Stored items from a collection:
* * * * * * *
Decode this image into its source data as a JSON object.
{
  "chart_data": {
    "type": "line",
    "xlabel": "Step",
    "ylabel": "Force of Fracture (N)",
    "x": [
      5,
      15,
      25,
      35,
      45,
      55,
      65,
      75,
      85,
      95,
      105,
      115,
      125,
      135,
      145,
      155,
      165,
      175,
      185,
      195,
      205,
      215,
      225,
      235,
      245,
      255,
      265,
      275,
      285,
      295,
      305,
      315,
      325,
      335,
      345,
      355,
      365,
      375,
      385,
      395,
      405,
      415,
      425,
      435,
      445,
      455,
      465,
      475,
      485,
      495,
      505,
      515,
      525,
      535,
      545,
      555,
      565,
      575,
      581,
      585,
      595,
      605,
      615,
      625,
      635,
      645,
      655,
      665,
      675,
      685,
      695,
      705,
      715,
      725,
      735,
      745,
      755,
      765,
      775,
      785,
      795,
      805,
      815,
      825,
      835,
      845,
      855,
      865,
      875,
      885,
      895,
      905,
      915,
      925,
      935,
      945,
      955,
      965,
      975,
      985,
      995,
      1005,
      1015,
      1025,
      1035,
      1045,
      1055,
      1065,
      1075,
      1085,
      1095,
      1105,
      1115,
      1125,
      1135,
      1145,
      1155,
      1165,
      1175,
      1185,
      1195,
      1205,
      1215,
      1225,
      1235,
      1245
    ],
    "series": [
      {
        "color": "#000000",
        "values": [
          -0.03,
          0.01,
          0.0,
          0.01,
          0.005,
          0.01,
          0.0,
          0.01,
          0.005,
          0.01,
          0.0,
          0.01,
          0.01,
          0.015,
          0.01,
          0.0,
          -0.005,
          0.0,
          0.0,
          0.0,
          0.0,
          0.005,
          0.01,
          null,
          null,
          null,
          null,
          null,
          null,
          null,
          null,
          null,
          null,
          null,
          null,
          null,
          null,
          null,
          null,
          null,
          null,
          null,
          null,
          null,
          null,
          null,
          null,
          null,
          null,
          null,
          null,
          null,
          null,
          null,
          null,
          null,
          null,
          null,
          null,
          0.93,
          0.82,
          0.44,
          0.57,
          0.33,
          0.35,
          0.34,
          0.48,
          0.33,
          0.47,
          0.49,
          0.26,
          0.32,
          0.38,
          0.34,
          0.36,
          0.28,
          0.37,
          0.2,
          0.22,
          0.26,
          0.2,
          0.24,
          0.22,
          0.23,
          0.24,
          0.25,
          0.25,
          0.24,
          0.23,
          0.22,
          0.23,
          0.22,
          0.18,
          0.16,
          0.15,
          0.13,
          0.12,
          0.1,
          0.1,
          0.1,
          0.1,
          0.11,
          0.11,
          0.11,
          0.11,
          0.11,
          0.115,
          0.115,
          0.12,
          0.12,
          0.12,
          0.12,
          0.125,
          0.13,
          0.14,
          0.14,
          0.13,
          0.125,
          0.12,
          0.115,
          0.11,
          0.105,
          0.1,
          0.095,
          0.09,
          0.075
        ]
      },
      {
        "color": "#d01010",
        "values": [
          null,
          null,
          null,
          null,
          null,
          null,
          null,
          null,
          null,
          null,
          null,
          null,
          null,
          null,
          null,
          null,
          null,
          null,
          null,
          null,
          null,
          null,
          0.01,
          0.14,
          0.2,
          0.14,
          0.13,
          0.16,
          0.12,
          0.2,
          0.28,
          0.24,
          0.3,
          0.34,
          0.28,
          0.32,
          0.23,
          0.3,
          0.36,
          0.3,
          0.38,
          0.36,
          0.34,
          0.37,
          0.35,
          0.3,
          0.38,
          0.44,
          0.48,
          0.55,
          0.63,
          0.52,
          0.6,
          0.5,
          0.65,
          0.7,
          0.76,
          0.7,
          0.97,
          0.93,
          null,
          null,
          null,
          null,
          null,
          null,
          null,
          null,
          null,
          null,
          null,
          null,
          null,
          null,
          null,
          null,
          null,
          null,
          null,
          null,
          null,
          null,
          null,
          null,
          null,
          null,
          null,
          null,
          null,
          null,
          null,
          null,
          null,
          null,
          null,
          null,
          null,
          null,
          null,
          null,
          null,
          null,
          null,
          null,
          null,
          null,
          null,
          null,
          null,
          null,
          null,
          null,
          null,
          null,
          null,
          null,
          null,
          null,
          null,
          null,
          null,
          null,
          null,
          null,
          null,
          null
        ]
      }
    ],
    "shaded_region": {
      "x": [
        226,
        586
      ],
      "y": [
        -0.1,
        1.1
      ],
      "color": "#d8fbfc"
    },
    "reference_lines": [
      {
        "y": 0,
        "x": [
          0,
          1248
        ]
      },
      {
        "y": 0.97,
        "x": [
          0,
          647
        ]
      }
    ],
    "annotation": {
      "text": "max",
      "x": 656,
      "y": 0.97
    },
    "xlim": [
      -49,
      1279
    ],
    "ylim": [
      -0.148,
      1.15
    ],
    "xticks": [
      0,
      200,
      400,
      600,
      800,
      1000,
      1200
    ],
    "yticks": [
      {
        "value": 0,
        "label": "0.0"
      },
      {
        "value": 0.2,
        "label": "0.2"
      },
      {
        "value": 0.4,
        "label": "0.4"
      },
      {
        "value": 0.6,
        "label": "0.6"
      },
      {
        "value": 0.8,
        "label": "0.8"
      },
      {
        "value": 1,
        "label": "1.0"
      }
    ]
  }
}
* * * * * * *
REQUIRED WORK: Reproduce the full set of records precisely.

ANSWER TO THE TASK:
Decode this image into its source data as a JSON object.
{
  "chart_data": {
    "type": "line",
    "xlabel": "Step",
    "ylabel": "Force of Fracture (N)",
    "x": [
      5,
      15,
      25,
      35,
      45,
      55,
      65,
      75,
      85,
      95,
      105,
      115,
      125,
      135,
      145,
      155,
      165,
      175,
      185,
      195,
      205,
      215,
      225,
      235,
      245,
      255,
      265,
      275,
      285,
      295,
      305,
      315,
      325,
      335,
      345,
      355,
      365,
      375,
      385,
      395,
      405,
      415,
      425,
      435,
      445,
      455,
      465,
      475,
      485,
      495,
      505,
      515,
      525,
      535,
      545,
      555,
      565,
      575,
      581,
      585,
      595,
      605,
      615,
      625,
      635,
      645,
      655,
      665,
      675,
      685,
      695,
      705,
      715,
      725,
      735,
      745,
      755,
      765,
      775,
      785,
      795,
      805,
      815,
      825,
      835,
      845,
      855,
      865,
      875,
      885,
      895,
      905,
      915,
      925,
      935,
      945,
      955,
      965,
      975,
      985,
      995,
      1005,
      1015,
      1025,
      1035,
      1045,
      1055,
      1065,
      1075,
      1085,
      1095,
      1105,
      1115,
      1125,
      1135,
      1145,
      1155,
      1165,
      1175,
      1185,
      1195,
      1205,
      1215,
      1225,
      1235,
      1245
    ],
    "series": [
      {
        "color": "#000000",
        "values": [
          -0.03,
          0.01,
          0.0,
          0.01,
          0.005,
          0.01,
          0.0,
          0.01,
          0.005,
          0.01,
          0.0,
          0.01,
          0.01,
          0.015,
          0.01,
          0.0,
          -0.005,
          0.0,
          0.0,
          0.0,
          0.0,
          0.005,
          0.01,
          null,
          null,
          null,
          null,
          null,
          null,
          null,
          null,
          null,
          null,
          null,
          null,
          null,
          null,
          null,
          null,
          null,
          null,
          null,
          null,
          null,
          null,
          null,
          null,
          null,
          null,
          null,
          null,
          null,
          null,
          null,
          null,
          null,
          null,
          null,
          null,
          0.93,
          0.82,
          0.44,
          0.57,
          0.33,
          0.35,
          0.34,
          0.48,
          0.33,
          0.47,
          0.49,
          0.26,
          0.32,
          0.38,
          0.34,
          0.36,
          0.28,
          0.37,
          0.2,
          0.22,
          0.26,
          0.2,
          0.24,
          0.22,
          0.23,
          0.24,
          0.25,
          0.25,
          0.24,
          0.23,
          0.22,
          0.23,
          0.22,
          0.18,
          0.16,
          0.15,
          0.13,
          0.12,
          0.1,
          0.1,
          0.1,
          0.1,
          0.11,
          0.11,
          0.11,
          0.11,
          0.11,
          0.115,
          0.115,
          0.12,
          0.12,
          0.12,
          0.12,
          0.125,
          0.13,
          0.14,
          0.14,
          0.13,
          0.125,
          0.12,
          0.115,
          0.11,
          0.105,
          0.1,
          0.095,
          0.09,
          0.075
        ]
      },
      {
        "color": "#d01010",
        "values": [
          null,
          null,
          null,
          null,
          null,
          null,
          null,
          null,
          null,
          null,
          null,
          null,
          null,
          null,
          null,
          null,
          null,
          null,
          null,
          null,
          null,
          null,
          0.01,
          0.14,
          0.2,
          0.14,
          0.13,
          0.16,
          0.12,
          0.2,
          0.28,
          0.24,
          0.3,
          0.34,
          0.28,
          0.32,
          0.23,
          0.3,
          0.36,
          0.3,
          0.38,
          0.36,
          0.34,
          0.37,
          0.35,
          0.3,
          0.38,
          0.44,
          0.48,
          0.55,
          0.63,
          0.52,
          0.6,
          0.5,
          0.65,
          0.7,
          0.76,
          0.7,
          0.97,
          0.93,
          null,
          null,
          null,
          null,
          null,
          null,
          null,
          null,
          null,
          null,
          null,
          null,
          null,
          null,
          null,
          null,
          null,
          null,
          null,
          null,
          null,
          null,
          null,
          null,
          null,
          null,
          null,
          null,
          null,
          null,
          null,
          null,
          null,
          null,
          null,
          null,
          null,
          null,
          null,
          null,
          null,
          null,
          null,
          null,
          null,
          null,
          null,
          null,
          null,
          null,
          null,
          null,
          null,
          null,
          null,
          null,
          null,
          null,
          null,
          null,
          null,
          null,
          null,
          null,
          null,
          null
        ]
      }
    ],
    "shaded_region": {
      "x": [
        226,
        586
      ],
      "y": [
        -0.1,
        1.1
      ],
      "color": "#d8fbfc"
    },
    "reference_lines": [
      {
        "y": 0,
        "x": [
          0,
          1248
        ]
      },
      {
        "y": 0.97,
        "x": [
          0,
          647
        ]
      }
    ],
    "annotation": {
      "text": "max",
      "x": 656,
      "y": 0.97
    },
    "xlim": [
      -49,
      1279
    ],
    "ylim": [
      -0.148,
      1.15
    ],
    "xticks": [
      0,
      200,
      400,
      600,
      800,
      1000,
      1200
    ],
    "yticks": [
      {
        "value": 0,
        "label": "0.0"
      },
      {
        "value": 0.2,
        "label": "0.2"
      },
      {
        "value": 0.4,
        "label": "0.4"
      },
      {
        "value": 0.6,
        "label": "0.6"
      },
      {
        "value": 0.8,
        "label": "0.8"
      },
      {
        "value": 1,
        "label": "1.0"
      }
    ]
  }
}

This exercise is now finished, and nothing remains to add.